● WRITTEN PROBLEM
Note how many lines in the entries contain the string "nous", then give that number and nothing else.

● DATA RECORDS
□ □ □

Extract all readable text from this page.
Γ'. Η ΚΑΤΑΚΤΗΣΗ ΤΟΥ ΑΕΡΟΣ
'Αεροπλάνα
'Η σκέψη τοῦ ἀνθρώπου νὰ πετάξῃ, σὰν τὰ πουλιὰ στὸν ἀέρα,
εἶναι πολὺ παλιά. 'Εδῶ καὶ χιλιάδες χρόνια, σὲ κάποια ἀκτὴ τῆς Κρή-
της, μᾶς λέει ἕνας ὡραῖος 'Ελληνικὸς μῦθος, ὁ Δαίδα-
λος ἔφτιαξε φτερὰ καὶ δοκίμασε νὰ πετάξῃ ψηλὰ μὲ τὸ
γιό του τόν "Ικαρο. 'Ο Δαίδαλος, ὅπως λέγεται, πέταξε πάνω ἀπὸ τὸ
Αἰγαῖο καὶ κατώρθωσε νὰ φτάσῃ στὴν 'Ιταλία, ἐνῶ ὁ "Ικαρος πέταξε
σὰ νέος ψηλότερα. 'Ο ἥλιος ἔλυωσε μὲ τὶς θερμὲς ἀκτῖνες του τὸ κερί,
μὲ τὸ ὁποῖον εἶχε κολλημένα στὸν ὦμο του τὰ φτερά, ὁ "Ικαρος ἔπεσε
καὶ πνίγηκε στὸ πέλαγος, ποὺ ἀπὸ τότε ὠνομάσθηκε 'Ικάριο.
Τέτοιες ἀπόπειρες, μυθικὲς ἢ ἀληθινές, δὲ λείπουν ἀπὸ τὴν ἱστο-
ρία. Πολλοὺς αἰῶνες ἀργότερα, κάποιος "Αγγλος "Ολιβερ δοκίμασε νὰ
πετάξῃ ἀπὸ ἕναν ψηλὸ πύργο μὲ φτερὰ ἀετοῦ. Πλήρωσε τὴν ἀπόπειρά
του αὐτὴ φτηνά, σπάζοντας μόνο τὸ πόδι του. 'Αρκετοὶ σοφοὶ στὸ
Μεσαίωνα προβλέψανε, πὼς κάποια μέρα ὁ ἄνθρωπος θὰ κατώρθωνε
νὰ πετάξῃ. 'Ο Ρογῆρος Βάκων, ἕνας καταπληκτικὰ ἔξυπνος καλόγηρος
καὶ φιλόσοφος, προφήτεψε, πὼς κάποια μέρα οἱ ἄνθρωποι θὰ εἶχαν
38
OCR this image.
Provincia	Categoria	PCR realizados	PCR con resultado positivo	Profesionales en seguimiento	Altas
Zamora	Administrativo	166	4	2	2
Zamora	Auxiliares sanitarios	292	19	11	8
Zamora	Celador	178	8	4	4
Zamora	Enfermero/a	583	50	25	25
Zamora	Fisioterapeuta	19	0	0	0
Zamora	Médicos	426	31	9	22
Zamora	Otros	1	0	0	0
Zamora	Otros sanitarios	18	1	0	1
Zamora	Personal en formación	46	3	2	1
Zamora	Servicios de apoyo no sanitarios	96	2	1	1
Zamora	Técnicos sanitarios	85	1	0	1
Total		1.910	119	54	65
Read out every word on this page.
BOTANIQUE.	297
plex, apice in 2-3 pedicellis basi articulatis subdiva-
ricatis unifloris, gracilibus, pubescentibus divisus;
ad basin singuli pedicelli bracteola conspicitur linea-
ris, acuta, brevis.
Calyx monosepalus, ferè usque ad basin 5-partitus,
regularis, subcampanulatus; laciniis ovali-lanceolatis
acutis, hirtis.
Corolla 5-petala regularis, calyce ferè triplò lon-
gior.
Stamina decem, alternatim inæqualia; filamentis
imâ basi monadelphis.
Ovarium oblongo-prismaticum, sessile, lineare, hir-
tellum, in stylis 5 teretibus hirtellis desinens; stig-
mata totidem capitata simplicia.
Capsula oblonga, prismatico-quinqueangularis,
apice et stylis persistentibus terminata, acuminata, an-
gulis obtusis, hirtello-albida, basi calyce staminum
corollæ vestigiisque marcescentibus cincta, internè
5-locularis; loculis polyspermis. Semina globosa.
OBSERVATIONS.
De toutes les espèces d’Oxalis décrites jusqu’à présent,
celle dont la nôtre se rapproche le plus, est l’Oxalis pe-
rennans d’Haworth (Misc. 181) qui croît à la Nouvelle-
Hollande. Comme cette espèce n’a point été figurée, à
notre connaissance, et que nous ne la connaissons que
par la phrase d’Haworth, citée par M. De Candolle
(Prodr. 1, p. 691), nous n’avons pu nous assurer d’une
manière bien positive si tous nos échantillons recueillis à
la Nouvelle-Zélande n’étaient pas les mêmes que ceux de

□ □ □

● ANSWER IN FULL
2